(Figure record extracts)
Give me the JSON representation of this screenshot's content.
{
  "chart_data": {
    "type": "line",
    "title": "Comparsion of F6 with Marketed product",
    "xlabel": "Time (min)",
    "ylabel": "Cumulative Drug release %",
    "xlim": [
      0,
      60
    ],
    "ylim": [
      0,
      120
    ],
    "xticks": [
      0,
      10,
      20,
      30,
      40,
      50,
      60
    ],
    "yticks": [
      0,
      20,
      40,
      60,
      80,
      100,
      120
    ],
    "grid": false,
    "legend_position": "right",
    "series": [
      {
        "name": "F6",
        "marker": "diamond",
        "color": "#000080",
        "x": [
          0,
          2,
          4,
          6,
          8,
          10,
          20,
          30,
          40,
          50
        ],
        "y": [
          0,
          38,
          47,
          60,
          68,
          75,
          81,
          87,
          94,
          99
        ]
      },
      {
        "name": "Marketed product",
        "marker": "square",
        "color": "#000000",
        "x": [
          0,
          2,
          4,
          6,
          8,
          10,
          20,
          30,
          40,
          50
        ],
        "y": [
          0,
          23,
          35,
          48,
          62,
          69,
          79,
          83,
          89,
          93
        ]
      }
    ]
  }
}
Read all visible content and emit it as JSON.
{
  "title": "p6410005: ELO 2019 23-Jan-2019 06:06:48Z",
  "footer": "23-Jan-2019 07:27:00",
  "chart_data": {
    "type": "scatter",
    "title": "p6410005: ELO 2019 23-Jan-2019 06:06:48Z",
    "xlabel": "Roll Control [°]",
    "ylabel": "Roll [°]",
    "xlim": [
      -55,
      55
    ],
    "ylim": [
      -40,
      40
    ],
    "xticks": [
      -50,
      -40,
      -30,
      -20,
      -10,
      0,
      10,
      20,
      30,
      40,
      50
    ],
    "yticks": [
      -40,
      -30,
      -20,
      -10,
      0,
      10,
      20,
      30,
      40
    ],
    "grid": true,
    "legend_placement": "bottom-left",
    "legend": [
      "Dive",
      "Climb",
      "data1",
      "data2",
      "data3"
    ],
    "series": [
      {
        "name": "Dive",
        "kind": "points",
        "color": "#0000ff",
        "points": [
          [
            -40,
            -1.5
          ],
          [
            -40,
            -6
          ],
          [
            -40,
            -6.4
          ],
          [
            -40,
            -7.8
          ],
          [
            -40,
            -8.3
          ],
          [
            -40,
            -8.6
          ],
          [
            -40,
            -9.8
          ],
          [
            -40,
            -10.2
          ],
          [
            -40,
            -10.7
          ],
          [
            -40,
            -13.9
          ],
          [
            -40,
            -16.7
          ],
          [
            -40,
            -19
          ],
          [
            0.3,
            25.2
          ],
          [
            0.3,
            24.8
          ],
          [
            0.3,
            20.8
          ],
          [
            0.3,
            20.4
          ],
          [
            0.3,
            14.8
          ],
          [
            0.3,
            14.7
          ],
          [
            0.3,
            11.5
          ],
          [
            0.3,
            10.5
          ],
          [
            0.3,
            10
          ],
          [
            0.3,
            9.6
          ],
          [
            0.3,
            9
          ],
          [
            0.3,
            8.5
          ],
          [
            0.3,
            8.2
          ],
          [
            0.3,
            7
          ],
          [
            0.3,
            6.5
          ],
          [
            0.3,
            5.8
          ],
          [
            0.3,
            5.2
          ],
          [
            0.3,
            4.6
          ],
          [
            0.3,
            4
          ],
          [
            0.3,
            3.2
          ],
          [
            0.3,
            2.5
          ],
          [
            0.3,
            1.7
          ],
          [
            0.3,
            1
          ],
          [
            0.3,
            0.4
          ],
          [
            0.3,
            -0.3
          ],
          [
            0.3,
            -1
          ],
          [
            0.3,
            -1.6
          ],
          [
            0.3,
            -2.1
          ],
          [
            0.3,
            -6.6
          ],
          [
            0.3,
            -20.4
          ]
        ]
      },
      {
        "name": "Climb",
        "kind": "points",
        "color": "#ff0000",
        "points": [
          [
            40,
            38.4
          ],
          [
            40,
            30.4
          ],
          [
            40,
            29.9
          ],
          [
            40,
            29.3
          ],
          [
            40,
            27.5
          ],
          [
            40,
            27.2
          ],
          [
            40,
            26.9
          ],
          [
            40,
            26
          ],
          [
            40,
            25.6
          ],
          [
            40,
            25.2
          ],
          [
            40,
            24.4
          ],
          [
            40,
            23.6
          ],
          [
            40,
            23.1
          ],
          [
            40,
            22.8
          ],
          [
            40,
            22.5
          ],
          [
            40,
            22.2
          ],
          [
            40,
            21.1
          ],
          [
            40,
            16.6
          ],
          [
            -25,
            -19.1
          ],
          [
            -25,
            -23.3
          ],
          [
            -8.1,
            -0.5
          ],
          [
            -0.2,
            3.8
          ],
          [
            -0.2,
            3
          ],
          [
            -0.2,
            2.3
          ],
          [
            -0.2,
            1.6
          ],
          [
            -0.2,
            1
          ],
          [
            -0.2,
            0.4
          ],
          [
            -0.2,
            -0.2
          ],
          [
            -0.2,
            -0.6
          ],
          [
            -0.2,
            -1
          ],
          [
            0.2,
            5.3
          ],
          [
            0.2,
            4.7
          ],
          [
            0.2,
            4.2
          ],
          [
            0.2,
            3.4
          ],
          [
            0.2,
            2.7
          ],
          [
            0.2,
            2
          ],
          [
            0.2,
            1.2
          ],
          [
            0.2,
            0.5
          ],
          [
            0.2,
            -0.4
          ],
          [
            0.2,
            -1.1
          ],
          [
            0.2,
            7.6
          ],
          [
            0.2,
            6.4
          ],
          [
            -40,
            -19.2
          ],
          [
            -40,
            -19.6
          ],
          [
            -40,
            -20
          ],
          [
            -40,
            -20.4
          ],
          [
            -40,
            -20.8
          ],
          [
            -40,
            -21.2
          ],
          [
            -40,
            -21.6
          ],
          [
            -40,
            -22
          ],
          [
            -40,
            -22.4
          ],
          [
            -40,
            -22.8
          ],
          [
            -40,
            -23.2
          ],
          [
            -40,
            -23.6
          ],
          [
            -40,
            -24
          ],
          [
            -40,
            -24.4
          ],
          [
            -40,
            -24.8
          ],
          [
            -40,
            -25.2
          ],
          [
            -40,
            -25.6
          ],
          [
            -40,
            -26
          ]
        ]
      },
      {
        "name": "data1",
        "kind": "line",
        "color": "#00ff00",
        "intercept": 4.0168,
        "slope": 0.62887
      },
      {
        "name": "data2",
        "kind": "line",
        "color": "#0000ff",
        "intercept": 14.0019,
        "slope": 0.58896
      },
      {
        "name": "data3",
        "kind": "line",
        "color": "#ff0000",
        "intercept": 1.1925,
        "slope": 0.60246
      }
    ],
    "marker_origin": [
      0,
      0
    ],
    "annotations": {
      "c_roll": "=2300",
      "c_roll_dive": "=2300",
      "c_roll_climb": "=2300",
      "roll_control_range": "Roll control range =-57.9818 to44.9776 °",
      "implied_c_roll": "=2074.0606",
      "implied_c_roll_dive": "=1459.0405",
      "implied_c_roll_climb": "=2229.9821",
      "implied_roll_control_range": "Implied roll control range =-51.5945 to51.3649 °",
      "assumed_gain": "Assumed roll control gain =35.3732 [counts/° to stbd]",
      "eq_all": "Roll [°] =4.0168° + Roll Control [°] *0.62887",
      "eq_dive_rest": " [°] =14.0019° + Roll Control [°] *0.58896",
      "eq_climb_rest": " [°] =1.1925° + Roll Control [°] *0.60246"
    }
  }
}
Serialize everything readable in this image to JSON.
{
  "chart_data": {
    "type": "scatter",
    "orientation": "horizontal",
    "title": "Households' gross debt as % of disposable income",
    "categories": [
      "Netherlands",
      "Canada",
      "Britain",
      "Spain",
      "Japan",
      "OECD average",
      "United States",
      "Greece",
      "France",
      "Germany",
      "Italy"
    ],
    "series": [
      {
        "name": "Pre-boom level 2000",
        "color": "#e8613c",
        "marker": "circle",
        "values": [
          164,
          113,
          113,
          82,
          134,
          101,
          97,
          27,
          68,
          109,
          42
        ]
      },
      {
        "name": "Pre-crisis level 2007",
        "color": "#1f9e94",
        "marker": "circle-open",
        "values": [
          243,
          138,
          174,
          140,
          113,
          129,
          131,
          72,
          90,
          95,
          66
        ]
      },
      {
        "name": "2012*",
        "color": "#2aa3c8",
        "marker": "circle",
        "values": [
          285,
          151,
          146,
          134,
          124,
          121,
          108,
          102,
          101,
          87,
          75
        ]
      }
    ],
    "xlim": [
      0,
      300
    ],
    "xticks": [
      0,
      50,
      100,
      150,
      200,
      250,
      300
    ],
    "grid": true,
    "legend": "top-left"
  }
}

▶ **YOUR INSTRUCTIONS**:
Scan the entries above. Copy each line that has the string "Marketed".

▶ **SOLUTION**:
    "title": "Comparsion of F6 with Marketed product",
        "name": "Marketed product",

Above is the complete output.